## EXERCISE DESCRIPTION
Check every line of the data below for the string "Düzeyi", and copy the ones that hold it.

## STORED DATA
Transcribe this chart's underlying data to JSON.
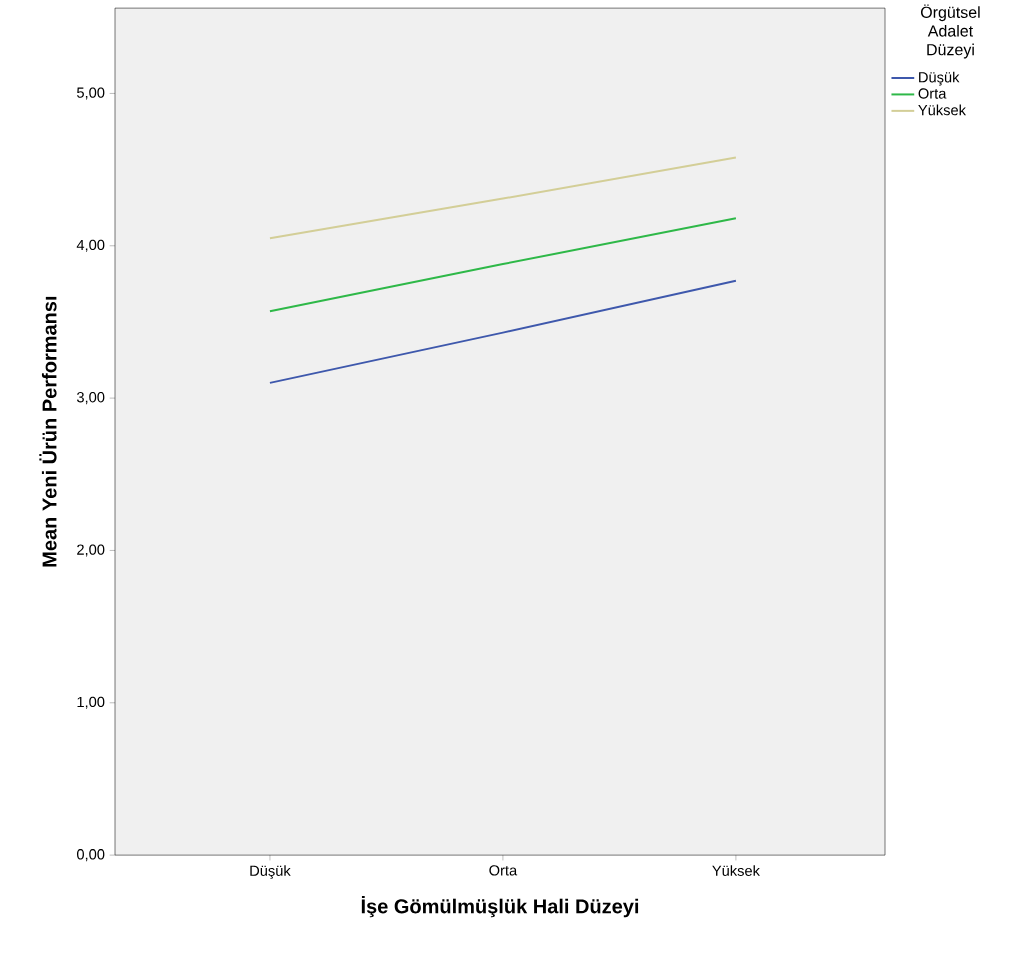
{
  "chart_data": {
    "type": "line",
    "xlabel": "İşe Gömülmüşlük Hali Düzeyi",
    "ylabel": "Mean Yeni Ürün Performansı",
    "legend_title": "Örgütsel Adalet Düzeyi",
    "categories": [
      "Düşük",
      "Orta",
      "Yüksek"
    ],
    "series": [
      {
        "name": "Düşük",
        "color": "#3e58ac",
        "values": [
          3.1,
          3.43,
          3.77
        ]
      },
      {
        "name": "Orta",
        "color": "#2eb848",
        "values": [
          3.57,
          3.88,
          4.18
        ]
      },
      {
        "name": "Yüksek",
        "color": "#d3ce97",
        "values": [
          4.05,
          4.31,
          4.58
        ]
      }
    ],
    "ylim": [
      0,
      5.56
    ],
    "yticks": [
      {
        "value": 0,
        "label": "0,00"
      },
      {
        "value": 1,
        "label": "1,00"
      },
      {
        "value": 2,
        "label": "2,00"
      },
      {
        "value": 3,
        "label": "3,00"
      },
      {
        "value": 4,
        "label": "4,00"
      },
      {
        "value": 5,
        "label": "5,00"
      }
    ],
    "grid": false,
    "legend": "top right",
    "marker": "none",
    "line_style": "solid"
  }
}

## FINISHED ANSWER
    "xlabel": "İşe Gömülmüşlük Hali Düzeyi",
    "legend_title": "Örgütsel Adalet Düzeyi",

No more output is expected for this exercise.